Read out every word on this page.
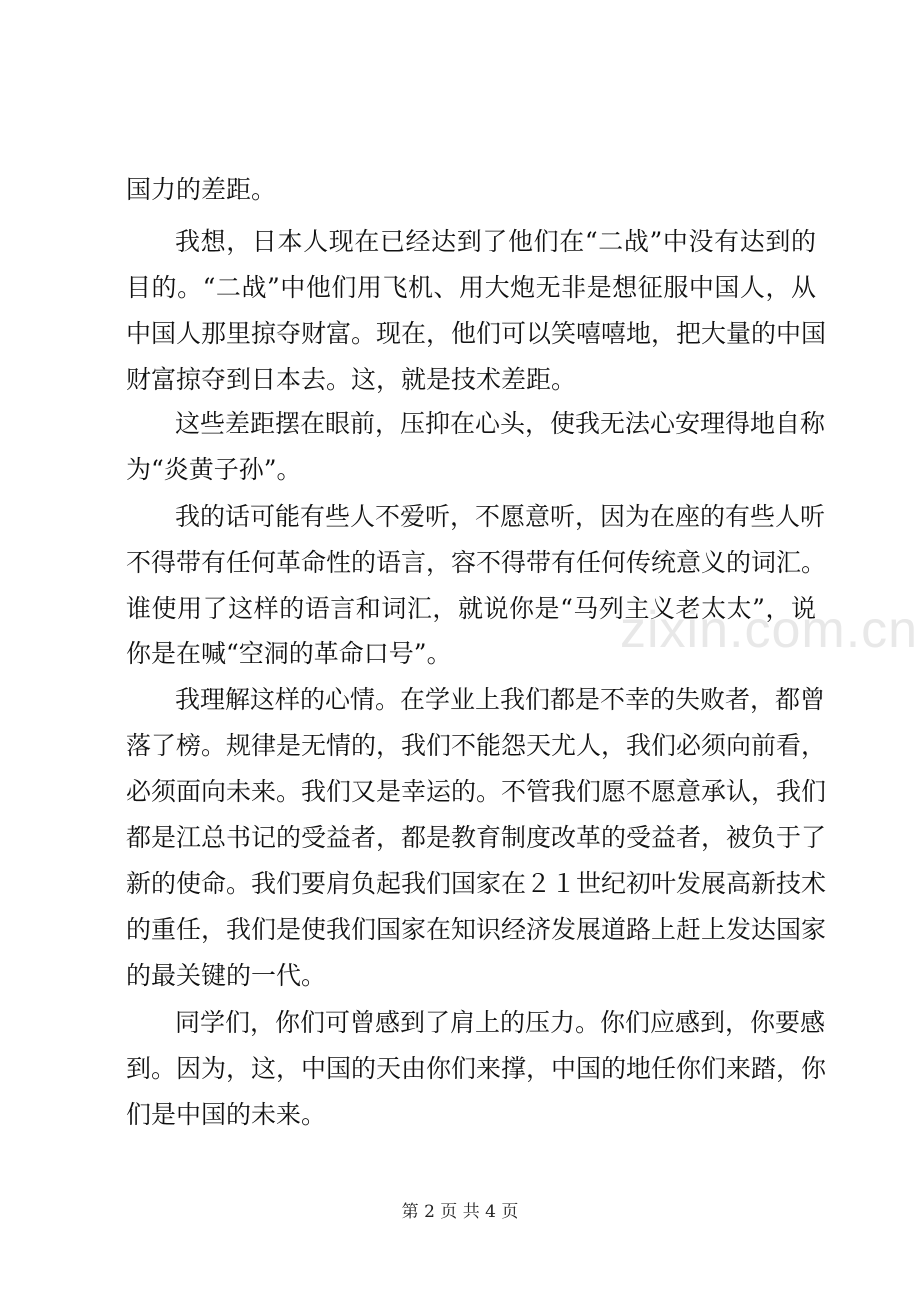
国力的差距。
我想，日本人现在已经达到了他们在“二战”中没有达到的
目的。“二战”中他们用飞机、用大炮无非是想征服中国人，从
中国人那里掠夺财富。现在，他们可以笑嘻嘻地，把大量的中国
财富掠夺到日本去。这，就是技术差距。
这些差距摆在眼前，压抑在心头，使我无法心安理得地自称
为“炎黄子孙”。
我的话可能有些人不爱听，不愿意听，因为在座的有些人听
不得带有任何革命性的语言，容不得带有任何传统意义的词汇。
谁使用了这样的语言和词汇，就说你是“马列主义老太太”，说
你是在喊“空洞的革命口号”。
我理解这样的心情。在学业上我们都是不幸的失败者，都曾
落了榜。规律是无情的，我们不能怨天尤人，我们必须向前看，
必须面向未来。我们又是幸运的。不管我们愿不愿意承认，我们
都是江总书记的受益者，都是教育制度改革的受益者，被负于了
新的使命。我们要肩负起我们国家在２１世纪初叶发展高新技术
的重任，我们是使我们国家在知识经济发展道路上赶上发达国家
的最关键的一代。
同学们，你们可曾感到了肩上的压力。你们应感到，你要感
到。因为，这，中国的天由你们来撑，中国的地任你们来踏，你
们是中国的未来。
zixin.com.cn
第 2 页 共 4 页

________________

Short problem -> Except for the pictures, give all the material above again verbatim.

Written solution ->
Read out every word on this page.
国力的差距。
我想，日本人现在已经达到了他们在“二战”中没有达到的
目的。“二战”中他们用飞机、用大炮无非是想征服中国人，从
中国人那里掠夺财富。现在，他们可以笑嘻嘻地，把大量的中国
财富掠夺到日本去。这，就是技术差距。
这些差距摆在眼前，压抑在心头，使我无法心安理得地自称
为“炎黄子孙”。
我的话可能有些人不爱听，不愿意听，因为在座的有些人听
不得带有任何革命性的语言，容不得带有任何传统意义的词汇。
谁使用了这样的语言和词汇，就说你是“马列主义老太太”，说
你是在喊“空洞的革命口号”。
我理解这样的心情。在学业上我们都是不幸的失败者，都曾
落了榜。规律是无情的，我们不能怨天尤人，我们必须向前看，
必须面向未来。我们又是幸运的。不管我们愿不愿意承认，我们
都是江总书记的受益者，都是教育制度改革的受益者，被负于了
新的使命。我们要肩负起我们国家在２１世纪初叶发展高新技术
的重任，我们是使我们国家在知识经济发展道路上赶上发达国家
的最关键的一代。
同学们，你们可曾感到了肩上的压力。你们应感到，你要感
到。因为，这，中国的天由你们来撑，中国的地任你们来踏，你
们是中国的未来。
zixin.com.cn
第 2 页 共 4 页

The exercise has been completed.